## Task statement
Give the records back in full, exactly as they read.

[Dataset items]
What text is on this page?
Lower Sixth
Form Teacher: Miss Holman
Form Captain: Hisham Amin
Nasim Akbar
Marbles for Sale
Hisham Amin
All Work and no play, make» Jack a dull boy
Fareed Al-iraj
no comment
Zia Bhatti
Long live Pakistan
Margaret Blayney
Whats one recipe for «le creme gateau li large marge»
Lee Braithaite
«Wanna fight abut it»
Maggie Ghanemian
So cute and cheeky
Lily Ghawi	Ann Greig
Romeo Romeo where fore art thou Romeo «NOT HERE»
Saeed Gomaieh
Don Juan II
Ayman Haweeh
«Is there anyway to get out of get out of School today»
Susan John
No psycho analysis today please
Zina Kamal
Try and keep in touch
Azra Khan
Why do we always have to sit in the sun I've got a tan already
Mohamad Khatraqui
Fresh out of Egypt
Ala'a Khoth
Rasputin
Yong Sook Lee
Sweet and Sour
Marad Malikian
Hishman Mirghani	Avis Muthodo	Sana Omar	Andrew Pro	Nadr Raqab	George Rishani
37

## Correct result
What text is on this page?
Lower Sixth
Form Teacher: Miss Holman
Form Captain: Hisham Amin
Nasim Akbar
Marbles for Sale
Hisham Amin
All Work and no play, make» Jack a dull boy
Fareed Al-iraj
no comment
Zia Bhatti
Long live Pakistan
Margaret Blayney
Whats one recipe for «le creme gateau li large marge»
Lee Braithaite
«Wanna fight abut it»
Maggie Ghanemian
So cute and cheeky
Lily Ghawi	Ann Greig
Romeo Romeo where fore art thou Romeo «NOT HERE»
Saeed Gomaieh
Don Juan II
Ayman Haweeh
«Is there anyway to get out of get out of School today»
Susan John
No psycho analysis today please
Zina Kamal
Try and keep in touch
Azra Khan
Why do we always have to sit in the sun I've got a tan already
Mohamad Khatraqui
Fresh out of Egypt
Ala'a Khoth
Rasputin
Yong Sook Lee
Sweet and Sour
Marad Malikian
Hishman Mirghani	Avis Muthodo	Sana Omar	Andrew Pro	Nadr Raqab	George Rishani
37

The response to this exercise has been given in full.